* Challenge: Return each of the following entries unchanged, line for line.
<<<<
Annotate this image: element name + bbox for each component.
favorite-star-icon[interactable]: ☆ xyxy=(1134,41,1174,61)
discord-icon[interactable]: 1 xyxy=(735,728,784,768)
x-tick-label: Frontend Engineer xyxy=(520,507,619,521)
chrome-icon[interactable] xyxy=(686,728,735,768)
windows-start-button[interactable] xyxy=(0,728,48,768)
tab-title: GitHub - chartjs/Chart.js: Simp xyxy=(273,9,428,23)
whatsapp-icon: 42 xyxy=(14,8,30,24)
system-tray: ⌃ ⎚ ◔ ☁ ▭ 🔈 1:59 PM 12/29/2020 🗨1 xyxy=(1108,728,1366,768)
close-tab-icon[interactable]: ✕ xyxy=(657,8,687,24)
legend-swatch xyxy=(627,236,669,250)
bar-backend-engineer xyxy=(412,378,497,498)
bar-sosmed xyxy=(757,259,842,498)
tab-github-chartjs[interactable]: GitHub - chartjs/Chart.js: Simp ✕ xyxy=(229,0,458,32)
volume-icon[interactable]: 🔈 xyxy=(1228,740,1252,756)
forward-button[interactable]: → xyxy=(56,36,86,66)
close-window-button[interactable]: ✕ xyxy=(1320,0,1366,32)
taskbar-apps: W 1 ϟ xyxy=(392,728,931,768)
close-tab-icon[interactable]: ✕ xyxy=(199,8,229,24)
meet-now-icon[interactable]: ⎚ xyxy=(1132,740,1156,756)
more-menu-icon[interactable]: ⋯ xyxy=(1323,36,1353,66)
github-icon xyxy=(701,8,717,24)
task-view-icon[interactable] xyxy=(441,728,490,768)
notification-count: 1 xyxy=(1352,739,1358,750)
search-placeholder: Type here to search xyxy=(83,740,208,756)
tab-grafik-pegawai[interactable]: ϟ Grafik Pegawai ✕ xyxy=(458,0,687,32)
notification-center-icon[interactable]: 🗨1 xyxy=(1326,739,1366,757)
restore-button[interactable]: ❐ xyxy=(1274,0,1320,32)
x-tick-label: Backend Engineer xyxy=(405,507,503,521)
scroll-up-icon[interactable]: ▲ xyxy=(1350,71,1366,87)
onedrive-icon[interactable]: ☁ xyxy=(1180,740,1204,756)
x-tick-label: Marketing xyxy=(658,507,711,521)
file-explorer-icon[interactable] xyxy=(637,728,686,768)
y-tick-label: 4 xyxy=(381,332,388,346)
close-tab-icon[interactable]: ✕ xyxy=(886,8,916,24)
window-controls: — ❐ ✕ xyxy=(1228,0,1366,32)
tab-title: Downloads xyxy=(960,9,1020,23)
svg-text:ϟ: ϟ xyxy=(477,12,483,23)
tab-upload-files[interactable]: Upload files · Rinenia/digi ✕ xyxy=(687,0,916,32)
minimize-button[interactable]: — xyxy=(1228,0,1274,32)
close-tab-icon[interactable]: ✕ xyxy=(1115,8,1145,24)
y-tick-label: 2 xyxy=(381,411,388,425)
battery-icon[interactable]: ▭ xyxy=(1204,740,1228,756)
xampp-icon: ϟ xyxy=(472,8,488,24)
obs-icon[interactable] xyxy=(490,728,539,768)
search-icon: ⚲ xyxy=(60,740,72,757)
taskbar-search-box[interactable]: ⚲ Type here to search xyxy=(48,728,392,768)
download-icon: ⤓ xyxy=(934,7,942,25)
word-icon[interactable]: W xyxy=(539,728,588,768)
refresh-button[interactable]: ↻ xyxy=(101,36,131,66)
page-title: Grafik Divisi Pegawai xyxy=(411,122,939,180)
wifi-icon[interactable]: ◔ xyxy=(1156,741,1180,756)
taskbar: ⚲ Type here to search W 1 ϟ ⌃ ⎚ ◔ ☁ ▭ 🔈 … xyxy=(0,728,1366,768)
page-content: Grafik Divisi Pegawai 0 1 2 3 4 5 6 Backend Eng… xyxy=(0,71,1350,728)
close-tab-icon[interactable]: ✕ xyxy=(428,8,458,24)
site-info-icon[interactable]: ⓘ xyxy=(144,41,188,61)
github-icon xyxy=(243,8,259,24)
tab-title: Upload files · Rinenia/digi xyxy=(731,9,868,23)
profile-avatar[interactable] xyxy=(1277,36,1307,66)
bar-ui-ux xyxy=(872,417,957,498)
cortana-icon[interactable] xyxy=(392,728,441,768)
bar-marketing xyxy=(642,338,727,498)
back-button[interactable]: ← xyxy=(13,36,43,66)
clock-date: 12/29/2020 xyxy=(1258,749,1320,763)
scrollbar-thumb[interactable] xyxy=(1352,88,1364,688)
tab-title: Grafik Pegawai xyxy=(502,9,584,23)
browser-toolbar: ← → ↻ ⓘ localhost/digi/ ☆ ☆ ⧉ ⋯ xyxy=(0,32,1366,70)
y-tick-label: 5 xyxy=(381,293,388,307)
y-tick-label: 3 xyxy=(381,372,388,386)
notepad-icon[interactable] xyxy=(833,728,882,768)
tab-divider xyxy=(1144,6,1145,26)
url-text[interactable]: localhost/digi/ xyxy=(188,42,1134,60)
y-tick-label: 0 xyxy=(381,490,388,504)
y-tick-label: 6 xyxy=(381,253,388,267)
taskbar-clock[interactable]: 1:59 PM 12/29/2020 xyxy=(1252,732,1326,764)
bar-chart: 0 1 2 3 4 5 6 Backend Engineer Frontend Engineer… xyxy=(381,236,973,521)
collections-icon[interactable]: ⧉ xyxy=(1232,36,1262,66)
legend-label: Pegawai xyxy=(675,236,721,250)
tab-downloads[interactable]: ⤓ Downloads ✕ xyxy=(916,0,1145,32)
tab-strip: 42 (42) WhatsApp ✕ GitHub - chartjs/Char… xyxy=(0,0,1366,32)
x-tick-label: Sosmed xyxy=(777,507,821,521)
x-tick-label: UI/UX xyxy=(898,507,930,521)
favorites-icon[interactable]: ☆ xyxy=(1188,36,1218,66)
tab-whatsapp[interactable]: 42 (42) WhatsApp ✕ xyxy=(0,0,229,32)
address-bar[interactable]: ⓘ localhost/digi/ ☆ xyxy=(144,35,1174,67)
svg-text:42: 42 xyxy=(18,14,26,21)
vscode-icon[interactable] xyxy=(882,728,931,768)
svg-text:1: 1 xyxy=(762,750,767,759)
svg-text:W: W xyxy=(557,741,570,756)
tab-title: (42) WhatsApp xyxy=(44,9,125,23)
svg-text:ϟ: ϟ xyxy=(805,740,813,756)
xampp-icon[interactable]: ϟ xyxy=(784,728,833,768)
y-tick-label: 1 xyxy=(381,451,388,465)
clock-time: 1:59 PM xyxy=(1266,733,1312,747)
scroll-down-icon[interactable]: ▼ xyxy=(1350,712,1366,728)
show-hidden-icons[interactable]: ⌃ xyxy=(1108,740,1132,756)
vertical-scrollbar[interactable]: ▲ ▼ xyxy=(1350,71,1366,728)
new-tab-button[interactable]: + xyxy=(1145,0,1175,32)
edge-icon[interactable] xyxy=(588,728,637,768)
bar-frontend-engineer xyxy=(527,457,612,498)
>>>>
* Result of this exercise:
Annotate this image: element name + bbox for each component.
favorite-star-icon[interactable]: ☆ xyxy=(1134,41,1174,61)
discord-icon[interactable]: 1 xyxy=(735,728,784,768)
x-tick-label: Frontend Engineer xyxy=(520,507,619,521)
chrome-icon[interactable] xyxy=(686,728,735,768)
windows-start-button[interactable] xyxy=(0,728,48,768)
tab-title: GitHub - chartjs/Chart.js: Simp xyxy=(273,9,428,23)
whatsapp-icon: 42 xyxy=(14,8,30,24)
system-tray: ⌃ ⎚ ◔ ☁ ▭ 🔈 1:59 PM 12/29/2020 🗨1 xyxy=(1108,728,1366,768)
close-tab-icon[interactable]: ✕ xyxy=(657,8,687,24)
legend-swatch xyxy=(627,236,669,250)
bar-backend-engineer xyxy=(412,378,497,498)
bar-sosmed xyxy=(757,259,842,498)
tab-github-chartjs[interactable]: GitHub - chartjs/Chart.js: Simp ✕ xyxy=(229,0,458,32)
volume-icon[interactable]: 🔈 xyxy=(1228,740,1252,756)
forward-button[interactable]: → xyxy=(56,36,86,66)
close-window-button[interactable]: ✕ xyxy=(1320,0,1366,32)
taskbar-apps: W 1 ϟ xyxy=(392,728,931,768)
close-tab-icon[interactable]: ✕ xyxy=(199,8,229,24)
meet-now-icon[interactable]: ⎚ xyxy=(1132,740,1156,756)
more-menu-icon[interactable]: ⋯ xyxy=(1323,36,1353,66)
github-icon xyxy=(701,8,717,24)
task-view-icon[interactable] xyxy=(441,728,490,768)
notification-count: 1 xyxy=(1352,739,1358,750)
search-placeholder: Type here to search xyxy=(83,740,208,756)
tab-grafik-pegawai[interactable]: ϟ Grafik Pegawai ✕ xyxy=(458,0,687,32)
notification-center-icon[interactable]: 🗨1 xyxy=(1326,739,1366,757)
restore-button[interactable]: ❐ xyxy=(1274,0,1320,32)
x-tick-label: Backend Engineer xyxy=(405,507,503,521)
scroll-up-icon[interactable]: ▲ xyxy=(1350,71,1366,87)
onedrive-icon[interactable]: ☁ xyxy=(1180,740,1204,756)
x-tick-label: Marketing xyxy=(658,507,711,521)
file-explorer-icon[interactable] xyxy=(637,728,686,768)
y-tick-label: 4 xyxy=(381,332,388,346)
close-tab-icon[interactable]: ✕ xyxy=(886,8,916,24)
window-controls: — ❐ ✕ xyxy=(1228,0,1366,32)
tab-title: Downloads xyxy=(960,9,1020,23)
svg-text:ϟ: ϟ xyxy=(477,12,483,23)
tab-upload-files[interactable]: Upload files · Rinenia/digi ✕ xyxy=(687,0,916,32)
minimize-button[interactable]: — xyxy=(1228,0,1274,32)
close-tab-icon[interactable]: ✕ xyxy=(1115,8,1145,24)
y-tick-label: 2 xyxy=(381,411,388,425)
battery-icon[interactable]: ▭ xyxy=(1204,740,1228,756)
xampp-icon: ϟ xyxy=(472,8,488,24)
obs-icon[interactable] xyxy=(490,728,539,768)
search-icon: ⚲ xyxy=(60,740,72,757)
taskbar-search-box[interactable]: ⚲ Type here to search xyxy=(48,728,392,768)
download-icon: ⤓ xyxy=(934,7,942,25)
word-icon[interactable]: W xyxy=(539,728,588,768)
refresh-button[interactable]: ↻ xyxy=(101,36,131,66)
page-title: Grafik Divisi Pegawai xyxy=(411,122,939,180)
wifi-icon[interactable]: ◔ xyxy=(1156,741,1180,756)
taskbar: ⚲ Type here to search W 1 ϟ ⌃ ⎚ ◔ ☁ ▭ 🔈 … xyxy=(0,728,1366,768)
page-content: Grafik Divisi Pegawai 0 1 2 3 4 5 6 Backend Eng… xyxy=(0,71,1350,728)
close-tab-icon[interactable]: ✕ xyxy=(428,8,458,24)
site-info-icon[interactable]: ⓘ xyxy=(144,41,188,61)
github-icon xyxy=(243,8,259,24)
tab-title: Upload files · Rinenia/digi xyxy=(731,9,868,23)
profile-avatar[interactable] xyxy=(1277,36,1307,66)
bar-ui-ux xyxy=(872,417,957,498)
cortana-icon[interactable] xyxy=(392,728,441,768)
bar-marketing xyxy=(642,338,727,498)
back-button[interactable]: ← xyxy=(13,36,43,66)
clock-date: 12/29/2020 xyxy=(1258,749,1320,763)
scrollbar-thumb[interactable] xyxy=(1352,88,1364,688)
tab-title: Grafik Pegawai xyxy=(502,9,584,23)
browser-toolbar: ← → ↻ ⓘ localhost/digi/ ☆ ☆ ⧉ ⋯ xyxy=(0,32,1366,70)
y-tick-label: 5 xyxy=(381,293,388,307)
y-tick-label: 3 xyxy=(381,372,388,386)
notepad-icon[interactable] xyxy=(833,728,882,768)
tab-divider xyxy=(1144,6,1145,26)
url-text[interactable]: localhost/digi/ xyxy=(188,42,1134,60)
y-tick-label: 0 xyxy=(381,490,388,504)
y-tick-label: 6 xyxy=(381,253,388,267)
taskbar-clock[interactable]: 1:59 PM 12/29/2020 xyxy=(1252,732,1326,764)
bar-chart: 0 1 2 3 4 5 6 Backend Engineer Frontend Engineer… xyxy=(381,236,973,521)
collections-icon[interactable]: ⧉ xyxy=(1232,36,1262,66)
legend-label: Pegawai xyxy=(675,236,721,250)
tab-downloads[interactable]: ⤓ Downloads ✕ xyxy=(916,0,1145,32)
tab-strip: 42 (42) WhatsApp ✕ GitHub - chartjs/Char… xyxy=(0,0,1366,32)
x-tick-label: Sosmed xyxy=(777,507,821,521)
x-tick-label: UI/UX xyxy=(898,507,930,521)
favorites-icon[interactable]: ☆ xyxy=(1188,36,1218,66)
tab-whatsapp[interactable]: 42 (42) WhatsApp ✕ xyxy=(0,0,229,32)
address-bar[interactable]: ⓘ localhost/digi/ ☆ xyxy=(144,35,1174,67)
svg-text:42: 42 xyxy=(18,14,26,21)
vscode-icon[interactable] xyxy=(882,728,931,768)
svg-text:1: 1 xyxy=(762,750,767,759)
svg-text:W: W xyxy=(557,741,570,756)
tab-title: (42) WhatsApp xyxy=(44,9,125,23)
svg-text:ϟ: ϟ xyxy=(805,740,813,756)
xampp-icon[interactable]: ϟ xyxy=(784,728,833,768)
y-tick-label: 1 xyxy=(381,451,388,465)
clock-time: 1:59 PM xyxy=(1266,733,1312,747)
scroll-down-icon[interactable]: ▼ xyxy=(1350,712,1366,728)
show-hidden-icons[interactable]: ⌃ xyxy=(1108,740,1132,756)
vertical-scrollbar[interactable]: ▲ ▼ xyxy=(1350,71,1366,728)
new-tab-button[interactable]: + xyxy=(1145,0,1175,32)
edge-icon[interactable] xyxy=(588,728,637,768)
bar-frontend-engineer xyxy=(527,457,612,498)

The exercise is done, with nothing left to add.